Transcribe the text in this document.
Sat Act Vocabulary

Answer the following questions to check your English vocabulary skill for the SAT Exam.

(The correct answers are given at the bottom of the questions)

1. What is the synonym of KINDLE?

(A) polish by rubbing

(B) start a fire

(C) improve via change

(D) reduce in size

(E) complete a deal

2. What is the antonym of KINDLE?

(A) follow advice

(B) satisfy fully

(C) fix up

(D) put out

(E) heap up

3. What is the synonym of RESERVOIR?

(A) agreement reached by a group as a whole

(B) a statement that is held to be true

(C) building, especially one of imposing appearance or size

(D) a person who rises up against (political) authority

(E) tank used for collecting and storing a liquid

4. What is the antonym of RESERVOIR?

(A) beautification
= = = = =
Work to complete> In the listing above, count each line that holds the string "size". Give the number only.

Complete answer> 2